-- START OF RECORDS FOR THIS EXERCISE --

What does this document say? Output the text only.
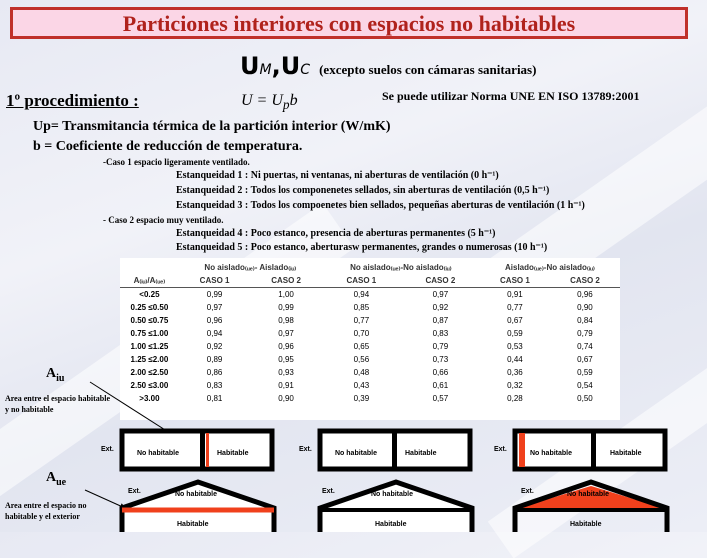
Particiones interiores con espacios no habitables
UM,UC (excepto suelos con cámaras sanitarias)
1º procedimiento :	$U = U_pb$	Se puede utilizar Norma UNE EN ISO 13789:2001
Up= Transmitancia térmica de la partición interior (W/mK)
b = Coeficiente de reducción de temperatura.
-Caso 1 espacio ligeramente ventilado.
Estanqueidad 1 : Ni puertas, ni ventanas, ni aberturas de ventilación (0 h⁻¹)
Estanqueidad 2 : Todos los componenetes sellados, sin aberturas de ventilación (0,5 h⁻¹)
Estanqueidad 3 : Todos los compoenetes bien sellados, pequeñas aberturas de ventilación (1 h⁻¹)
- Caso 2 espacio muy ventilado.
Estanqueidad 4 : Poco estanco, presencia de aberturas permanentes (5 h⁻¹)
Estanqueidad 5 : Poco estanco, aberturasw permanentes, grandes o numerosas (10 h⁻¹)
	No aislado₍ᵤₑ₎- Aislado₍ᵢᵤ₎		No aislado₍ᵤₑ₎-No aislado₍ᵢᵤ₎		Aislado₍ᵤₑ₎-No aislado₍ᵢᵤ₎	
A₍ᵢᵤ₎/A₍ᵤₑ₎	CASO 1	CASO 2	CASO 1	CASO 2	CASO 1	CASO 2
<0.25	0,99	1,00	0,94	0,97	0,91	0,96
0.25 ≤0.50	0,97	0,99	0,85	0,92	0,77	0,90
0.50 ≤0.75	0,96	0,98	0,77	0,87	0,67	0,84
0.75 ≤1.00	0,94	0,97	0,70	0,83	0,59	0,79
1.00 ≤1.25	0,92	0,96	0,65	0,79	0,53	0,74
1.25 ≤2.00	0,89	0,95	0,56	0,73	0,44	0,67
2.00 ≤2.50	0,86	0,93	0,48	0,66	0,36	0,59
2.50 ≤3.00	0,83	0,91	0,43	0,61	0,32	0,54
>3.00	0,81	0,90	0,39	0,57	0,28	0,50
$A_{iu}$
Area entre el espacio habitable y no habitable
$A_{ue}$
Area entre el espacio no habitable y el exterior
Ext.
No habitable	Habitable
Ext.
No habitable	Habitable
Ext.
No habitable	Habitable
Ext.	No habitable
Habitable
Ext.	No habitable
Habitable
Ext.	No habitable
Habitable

-- END OF RECORDS FOR THIS EXERCISE --

§ BRIEF:
Repeat all the data as it stands, dropping any images it holds.

§ SOLUTION TO THIS EXERCISE:
What does this document say? Output the text only.
Particiones interiores con espacios no habitables
UM,UC (excepto suelos con cámaras sanitarias)
1º procedimiento :	$U = U_pb$	Se puede utilizar Norma UNE EN ISO 13789:2001
Up= Transmitancia térmica de la partición interior (W/mK)
b = Coeficiente de reducción de temperatura.
-Caso 1 espacio ligeramente ventilado.
Estanqueidad 1 : Ni puertas, ni ventanas, ni aberturas de ventilación (0 h⁻¹)
Estanqueidad 2 : Todos los componenetes sellados, sin aberturas de ventilación (0,5 h⁻¹)
Estanqueidad 3 : Todos los compoenetes bien sellados, pequeñas aberturas de ventilación (1 h⁻¹)
- Caso 2 espacio muy ventilado.
Estanqueidad 4 : Poco estanco, presencia de aberturas permanentes (5 h⁻¹)
Estanqueidad 5 : Poco estanco, aberturasw permanentes, grandes o numerosas (10 h⁻¹)
	No aislado₍ᵤₑ₎- Aislado₍ᵢᵤ₎		No aislado₍ᵤₑ₎-No aislado₍ᵢᵤ₎		Aislado₍ᵤₑ₎-No aislado₍ᵢᵤ₎	
A₍ᵢᵤ₎/A₍ᵤₑ₎	CASO 1	CASO 2	CASO 1	CASO 2	CASO 1	CASO 2
<0.25	0,99	1,00	0,94	0,97	0,91	0,96
0.25 ≤0.50	0,97	0,99	0,85	0,92	0,77	0,90
0.50 ≤0.75	0,96	0,98	0,77	0,87	0,67	0,84
0.75 ≤1.00	0,94	0,97	0,70	0,83	0,59	0,79
1.00 ≤1.25	0,92	0,96	0,65	0,79	0,53	0,74
1.25 ≤2.00	0,89	0,95	0,56	0,73	0,44	0,67
2.00 ≤2.50	0,86	0,93	0,48	0,66	0,36	0,59
2.50 ≤3.00	0,83	0,91	0,43	0,61	0,32	0,54
>3.00	0,81	0,90	0,39	0,57	0,28	0,50
$A_{iu}$
Area entre el espacio habitable y no habitable
$A_{ue}$
Area entre el espacio no habitable y el exterior
Ext.
No habitable	Habitable
Ext.
No habitable	Habitable
Ext.
No habitable	Habitable
Ext.	No habitable
Habitable
Ext.	No habitable
Habitable
Ext.	No habitable
Habitable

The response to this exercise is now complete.